Source data –
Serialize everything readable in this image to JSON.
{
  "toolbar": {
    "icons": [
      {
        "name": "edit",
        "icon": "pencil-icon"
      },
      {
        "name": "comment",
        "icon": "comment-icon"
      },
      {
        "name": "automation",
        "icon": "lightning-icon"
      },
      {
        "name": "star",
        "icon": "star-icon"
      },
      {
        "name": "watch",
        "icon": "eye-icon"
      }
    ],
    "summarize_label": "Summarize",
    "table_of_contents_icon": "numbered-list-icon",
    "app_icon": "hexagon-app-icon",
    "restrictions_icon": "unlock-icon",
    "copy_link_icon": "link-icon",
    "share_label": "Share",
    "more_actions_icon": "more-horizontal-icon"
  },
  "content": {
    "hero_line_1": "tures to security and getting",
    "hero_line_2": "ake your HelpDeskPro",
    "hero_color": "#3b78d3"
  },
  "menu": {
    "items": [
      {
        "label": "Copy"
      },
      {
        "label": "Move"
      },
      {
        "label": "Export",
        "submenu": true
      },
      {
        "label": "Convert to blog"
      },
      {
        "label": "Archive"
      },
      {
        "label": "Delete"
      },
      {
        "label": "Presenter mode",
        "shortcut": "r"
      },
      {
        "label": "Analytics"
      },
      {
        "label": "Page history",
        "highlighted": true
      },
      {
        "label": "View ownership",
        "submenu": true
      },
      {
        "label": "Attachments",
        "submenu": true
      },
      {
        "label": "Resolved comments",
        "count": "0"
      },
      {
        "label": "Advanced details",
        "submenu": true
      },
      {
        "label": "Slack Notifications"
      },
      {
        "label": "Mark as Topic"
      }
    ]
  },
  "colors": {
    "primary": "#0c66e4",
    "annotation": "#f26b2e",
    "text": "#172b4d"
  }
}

Problem to work on – Copy out every line of the listing that includes the string "name".

Written answer –
        "name": "edit",
        "name": "comment",
        "name": "automation",
        "name": "star",
        "name": "watch",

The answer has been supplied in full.